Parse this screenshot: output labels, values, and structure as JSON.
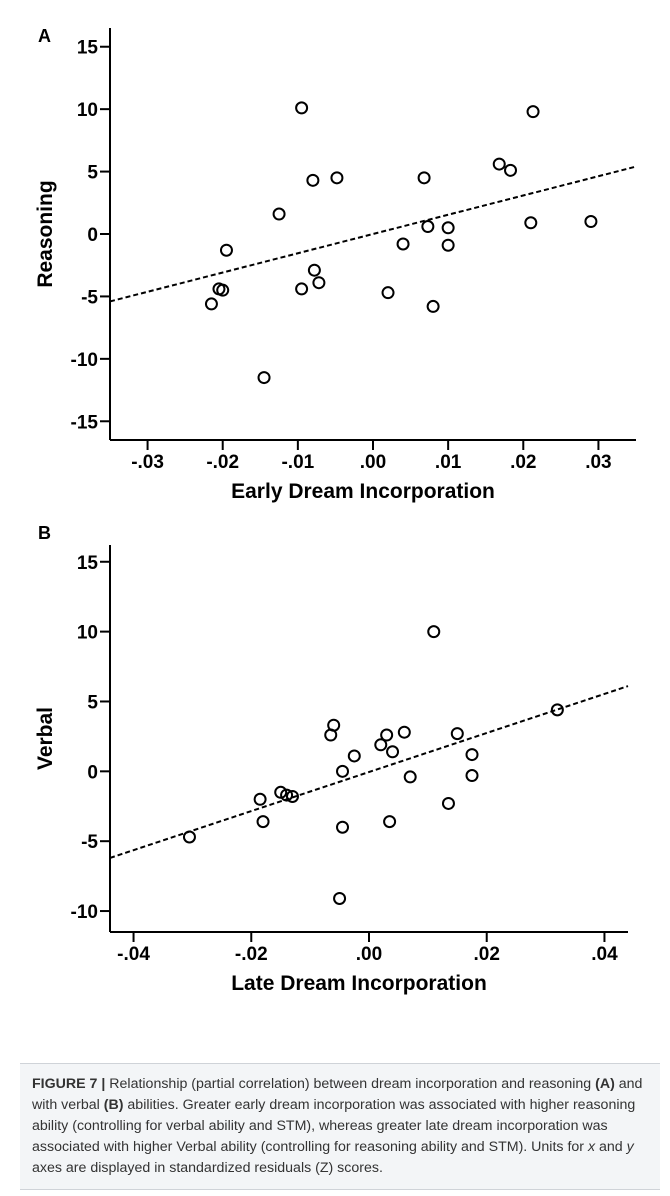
{
  "chart_data": [
    {
      "type": "scatter",
      "panel_label": "A",
      "xlabel": "Early Dream Incorporation",
      "ylabel": "Reasoning",
      "xlim": [
        -0.035,
        0.035
      ],
      "ylim": [
        -16.5,
        16.5
      ],
      "xticks": [
        -0.03,
        -0.02,
        -0.01,
        0.0,
        0.01,
        0.02,
        0.03
      ],
      "xtick_labels": [
        "-.03",
        "-.02",
        "-.01",
        ".00",
        ".01",
        ".02",
        ".03"
      ],
      "yticks": [
        15,
        10,
        5,
        0,
        -5,
        -10,
        -15
      ],
      "ytick_labels": [
        "15",
        "10",
        "5",
        "0",
        "-5",
        "-10",
        "-15"
      ],
      "points": [
        {
          "x": -0.0215,
          "y": -5.6
        },
        {
          "x": -0.0205,
          "y": -4.4
        },
        {
          "x": -0.02,
          "y": -4.5
        },
        {
          "x": -0.0195,
          "y": -1.3
        },
        {
          "x": -0.0145,
          "y": -11.5
        },
        {
          "x": -0.0125,
          "y": 1.6
        },
        {
          "x": -0.0095,
          "y": 10.1
        },
        {
          "x": -0.0095,
          "y": -4.4
        },
        {
          "x": -0.008,
          "y": 4.3
        },
        {
          "x": -0.0078,
          "y": -2.9
        },
        {
          "x": -0.0072,
          "y": -3.9
        },
        {
          "x": -0.0048,
          "y": 4.5
        },
        {
          "x": 0.002,
          "y": -4.7
        },
        {
          "x": 0.004,
          "y": -0.8
        },
        {
          "x": 0.0068,
          "y": 4.5
        },
        {
          "x": 0.0073,
          "y": 0.6
        },
        {
          "x": 0.008,
          "y": -5.8
        },
        {
          "x": 0.01,
          "y": 0.5
        },
        {
          "x": 0.01,
          "y": -0.9
        },
        {
          "x": 0.0168,
          "y": 5.6
        },
        {
          "x": 0.0183,
          "y": 5.1
        },
        {
          "x": 0.021,
          "y": 0.9
        },
        {
          "x": 0.0213,
          "y": 9.8
        },
        {
          "x": 0.029,
          "y": 1.0
        }
      ],
      "fit_line": [
        {
          "x": -0.035,
          "y": -5.4
        },
        {
          "x": 0.035,
          "y": 5.4
        }
      ]
    },
    {
      "type": "scatter",
      "panel_label": "B",
      "xlabel": "Late Dream Incorporation",
      "ylabel": "Verbal",
      "xlim": [
        -0.044,
        0.044
      ],
      "ylim": [
        -11.5,
        16.2
      ],
      "xticks": [
        -0.04,
        -0.02,
        0.0,
        0.02,
        0.04
      ],
      "xtick_labels": [
        "-.04",
        "-.02",
        ".00",
        ".02",
        ".04"
      ],
      "yticks": [
        15,
        10,
        5,
        0,
        -5,
        -10
      ],
      "ytick_labels": [
        "15",
        "10",
        "5",
        "0",
        "-5",
        "-10"
      ],
      "points": [
        {
          "x": -0.0305,
          "y": -4.7
        },
        {
          "x": -0.0185,
          "y": -2.0
        },
        {
          "x": -0.018,
          "y": -3.6
        },
        {
          "x": -0.015,
          "y": -1.5
        },
        {
          "x": -0.014,
          "y": -1.7
        },
        {
          "x": -0.013,
          "y": -1.8
        },
        {
          "x": -0.0065,
          "y": 2.6
        },
        {
          "x": -0.006,
          "y": 3.3
        },
        {
          "x": -0.005,
          "y": -9.1
        },
        {
          "x": -0.0045,
          "y": -4.0
        },
        {
          "x": -0.0045,
          "y": 0.0
        },
        {
          "x": -0.0025,
          "y": 1.1
        },
        {
          "x": 0.002,
          "y": 1.9
        },
        {
          "x": 0.003,
          "y": 2.6
        },
        {
          "x": 0.0035,
          "y": -3.6
        },
        {
          "x": 0.004,
          "y": 1.4
        },
        {
          "x": 0.006,
          "y": 2.8
        },
        {
          "x": 0.007,
          "y": -0.4
        },
        {
          "x": 0.011,
          "y": 10.0
        },
        {
          "x": 0.0135,
          "y": -2.3
        },
        {
          "x": 0.015,
          "y": 2.7
        },
        {
          "x": 0.0175,
          "y": 1.2
        },
        {
          "x": 0.0175,
          "y": -0.3
        },
        {
          "x": 0.032,
          "y": 4.4
        }
      ],
      "fit_line": [
        {
          "x": -0.044,
          "y": -6.2
        },
        {
          "x": 0.044,
          "y": 6.1
        }
      ]
    }
  ],
  "caption": {
    "figure_label": "FIGURE 7 |",
    "text_1": " Relationship (partial correlation) between dream incorporation and reasoning ",
    "bold_a": "(A)",
    "text_2": " and with verbal ",
    "bold_b": "(B)",
    "text_3": " abilities. Greater early dream incorporation was associated with higher reasoning ability (controlling for verbal ability and STM), whereas greater late dream incorporation was associated with higher Verbal ability (controlling for reasoning ability and STM). Units for ",
    "x_var": "x",
    "text_4": " and ",
    "y_var": "y",
    "text_5": " axes are displayed in standardized residuals (Z) scores."
  }
}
◇ ◇ ◇
**Task directions**
Your copy of the data above should match it exactly, except that pictures are left out.

**Complete output**
Parse this screenshot: output labels, values, and structure as JSON.
{
  "chart_data": [
    {
      "type": "scatter",
      "panel_label": "A",
      "xlabel": "Early Dream Incorporation",
      "ylabel": "Reasoning",
      "xlim": [
        -0.035,
        0.035
      ],
      "ylim": [
        -16.5,
        16.5
      ],
      "xticks": [
        -0.03,
        -0.02,
        -0.01,
        0.0,
        0.01,
        0.02,
        0.03
      ],
      "xtick_labels": [
        "-.03",
        "-.02",
        "-.01",
        ".00",
        ".01",
        ".02",
        ".03"
      ],
      "yticks": [
        15,
        10,
        5,
        0,
        -5,
        -10,
        -15
      ],
      "ytick_labels": [
        "15",
        "10",
        "5",
        "0",
        "-5",
        "-10",
        "-15"
      ],
      "points": [
        {
          "x": -0.0215,
          "y": -5.6
        },
        {
          "x": -0.0205,
          "y": -4.4
        },
        {
          "x": -0.02,
          "y": -4.5
        },
        {
          "x": -0.0195,
          "y": -1.3
        },
        {
          "x": -0.0145,
          "y": -11.5
        },
        {
          "x": -0.0125,
          "y": 1.6
        },
        {
          "x": -0.0095,
          "y": 10.1
        },
        {
          "x": -0.0095,
          "y": -4.4
        },
        {
          "x": -0.008,
          "y": 4.3
        },
        {
          "x": -0.0078,
          "y": -2.9
        },
        {
          "x": -0.0072,
          "y": -3.9
        },
        {
          "x": -0.0048,
          "y": 4.5
        },
        {
          "x": 0.002,
          "y": -4.7
        },
        {
          "x": 0.004,
          "y": -0.8
        },
        {
          "x": 0.0068,
          "y": 4.5
        },
        {
          "x": 0.0073,
          "y": 0.6
        },
        {
          "x": 0.008,
          "y": -5.8
        },
        {
          "x": 0.01,
          "y": 0.5
        },
        {
          "x": 0.01,
          "y": -0.9
        },
        {
          "x": 0.0168,
          "y": 5.6
        },
        {
          "x": 0.0183,
          "y": 5.1
        },
        {
          "x": 0.021,
          "y": 0.9
        },
        {
          "x": 0.0213,
          "y": 9.8
        },
        {
          "x": 0.029,
          "y": 1.0
        }
      ],
      "fit_line": [
        {
          "x": -0.035,
          "y": -5.4
        },
        {
          "x": 0.035,
          "y": 5.4
        }
      ]
    },
    {
      "type": "scatter",
      "panel_label": "B",
      "xlabel": "Late Dream Incorporation",
      "ylabel": "Verbal",
      "xlim": [
        -0.044,
        0.044
      ],
      "ylim": [
        -11.5,
        16.2
      ],
      "xticks": [
        -0.04,
        -0.02,
        0.0,
        0.02,
        0.04
      ],
      "xtick_labels": [
        "-.04",
        "-.02",
        ".00",
        ".02",
        ".04"
      ],
      "yticks": [
        15,
        10,
        5,
        0,
        -5,
        -10
      ],
      "ytick_labels": [
        "15",
        "10",
        "5",
        "0",
        "-5",
        "-10"
      ],
      "points": [
        {
          "x": -0.0305,
          "y": -4.7
        },
        {
          "x": -0.0185,
          "y": -2.0
        },
        {
          "x": -0.018,
          "y": -3.6
        },
        {
          "x": -0.015,
          "y": -1.5
        },
        {
          "x": -0.014,
          "y": -1.7
        },
        {
          "x": -0.013,
          "y": -1.8
        },
        {
          "x": -0.0065,
          "y": 2.6
        },
        {
          "x": -0.006,
          "y": 3.3
        },
        {
          "x": -0.005,
          "y": -9.1
        },
        {
          "x": -0.0045,
          "y": -4.0
        },
        {
          "x": -0.0045,
          "y": 0.0
        },
        {
          "x": -0.0025,
          "y": 1.1
        },
        {
          "x": 0.002,
          "y": 1.9
        },
        {
          "x": 0.003,
          "y": 2.6
        },
        {
          "x": 0.0035,
          "y": -3.6
        },
        {
          "x": 0.004,
          "y": 1.4
        },
        {
          "x": 0.006,
          "y": 2.8
        },
        {
          "x": 0.007,
          "y": -0.4
        },
        {
          "x": 0.011,
          "y": 10.0
        },
        {
          "x": 0.0135,
          "y": -2.3
        },
        {
          "x": 0.015,
          "y": 2.7
        },
        {
          "x": 0.0175,
          "y": 1.2
        },
        {
          "x": 0.0175,
          "y": -0.3
        },
        {
          "x": 0.032,
          "y": 4.4
        }
      ],
      "fit_line": [
        {
          "x": -0.044,
          "y": -6.2
        },
        {
          "x": 0.044,
          "y": 6.1
        }
      ]
    }
  ],
  "caption": {
    "figure_label": "FIGURE 7 |",
    "text_1": " Relationship (partial correlation) between dream incorporation and reasoning ",
    "bold_a": "(A)",
    "text_2": " and with verbal ",
    "bold_b": "(B)",
    "text_3": " abilities. Greater early dream incorporation was associated with higher reasoning ability (controlling for verbal ability and STM), whereas greater late dream incorporation was associated with higher Verbal ability (controlling for reasoning ability and STM). Units for ",
    "x_var": "x",
    "text_4": " and ",
    "y_var": "y",
    "text_5": " axes are displayed in standardized residuals (Z) scores."
  }
}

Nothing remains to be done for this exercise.